── SUPPLIED MATERIAL ──
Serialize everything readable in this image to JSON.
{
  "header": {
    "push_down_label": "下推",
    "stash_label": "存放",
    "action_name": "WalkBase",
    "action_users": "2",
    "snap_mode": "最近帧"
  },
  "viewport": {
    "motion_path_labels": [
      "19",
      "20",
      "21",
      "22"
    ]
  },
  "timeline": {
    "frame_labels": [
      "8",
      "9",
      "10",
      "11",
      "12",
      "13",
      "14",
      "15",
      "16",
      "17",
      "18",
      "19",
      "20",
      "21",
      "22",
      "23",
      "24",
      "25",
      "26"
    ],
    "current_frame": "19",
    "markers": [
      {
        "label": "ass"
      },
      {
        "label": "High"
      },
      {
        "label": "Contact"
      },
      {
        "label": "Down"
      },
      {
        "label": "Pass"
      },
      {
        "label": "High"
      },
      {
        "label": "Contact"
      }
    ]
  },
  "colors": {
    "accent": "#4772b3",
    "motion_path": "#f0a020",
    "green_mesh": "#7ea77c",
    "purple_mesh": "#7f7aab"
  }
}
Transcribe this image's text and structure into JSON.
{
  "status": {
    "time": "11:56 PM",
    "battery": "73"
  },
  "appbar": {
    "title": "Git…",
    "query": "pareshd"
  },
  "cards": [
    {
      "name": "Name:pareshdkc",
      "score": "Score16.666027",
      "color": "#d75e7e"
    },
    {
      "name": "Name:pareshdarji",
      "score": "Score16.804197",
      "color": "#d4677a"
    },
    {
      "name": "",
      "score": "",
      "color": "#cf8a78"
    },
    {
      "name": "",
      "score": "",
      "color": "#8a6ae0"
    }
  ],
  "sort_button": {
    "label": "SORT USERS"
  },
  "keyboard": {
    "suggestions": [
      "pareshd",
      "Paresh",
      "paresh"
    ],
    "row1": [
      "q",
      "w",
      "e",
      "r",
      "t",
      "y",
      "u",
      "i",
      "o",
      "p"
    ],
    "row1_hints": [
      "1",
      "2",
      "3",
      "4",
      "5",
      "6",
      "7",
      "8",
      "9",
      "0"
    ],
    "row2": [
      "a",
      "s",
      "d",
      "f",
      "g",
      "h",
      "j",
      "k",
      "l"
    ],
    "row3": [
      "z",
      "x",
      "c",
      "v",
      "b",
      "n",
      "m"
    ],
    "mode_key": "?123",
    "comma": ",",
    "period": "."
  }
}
───
**EXERCISE BRIEF:**
Repeat each record exactly. Omit nothing.

**RIGHT ANSWER:**
Serialize everything readable in this image to JSON.
{
  "header": {
    "push_down_label": "下推",
    "stash_label": "存放",
    "action_name": "WalkBase",
    "action_users": "2",
    "snap_mode": "最近帧"
  },
  "viewport": {
    "motion_path_labels": [
      "19",
      "20",
      "21",
      "22"
    ]
  },
  "timeline": {
    "frame_labels": [
      "8",
      "9",
      "10",
      "11",
      "12",
      "13",
      "14",
      "15",
      "16",
      "17",
      "18",
      "19",
      "20",
      "21",
      "22",
      "23",
      "24",
      "25",
      "26"
    ],
    "current_frame": "19",
    "markers": [
      {
        "label": "ass"
      },
      {
        "label": "High"
      },
      {
        "label": "Contact"
      },
      {
        "label": "Down"
      },
      {
        "label": "Pass"
      },
      {
        "label": "High"
      },
      {
        "label": "Contact"
      }
    ]
  },
  "colors": {
    "accent": "#4772b3",
    "motion_path": "#f0a020",
    "green_mesh": "#7ea77c",
    "purple_mesh": "#7f7aab"
  }
}
Transcribe this image's text and structure into JSON.
{
  "status": {
    "time": "11:56 PM",
    "battery": "73"
  },
  "appbar": {
    "title": "Git…",
    "query": "pareshd"
  },
  "cards": [
    {
      "name": "Name:pareshdkc",
      "score": "Score16.666027",
      "color": "#d75e7e"
    },
    {
      "name": "Name:pareshdarji",
      "score": "Score16.804197",
      "color": "#d4677a"
    },
    {
      "name": "",
      "score": "",
      "color": "#cf8a78"
    },
    {
      "name": "",
      "score": "",
      "color": "#8a6ae0"
    }
  ],
  "sort_button": {
    "label": "SORT USERS"
  },
  "keyboard": {
    "suggestions": [
      "pareshd",
      "Paresh",
      "paresh"
    ],
    "row1": [
      "q",
      "w",
      "e",
      "r",
      "t",
      "y",
      "u",
      "i",
      "o",
      "p"
    ],
    "row1_hints": [
      "1",
      "2",
      "3",
      "4",
      "5",
      "6",
      "7",
      "8",
      "9",
      "0"
    ],
    "row2": [
      "a",
      "s",
      "d",
      "f",
      "g",
      "h",
      "j",
      "k",
      "l"
    ],
    "row3": [
      "z",
      "x",
      "c",
      "v",
      "b",
      "n",
      "m"
    ],
    "mode_key": "?123",
    "comma": ",",
    "period": "."
  }
}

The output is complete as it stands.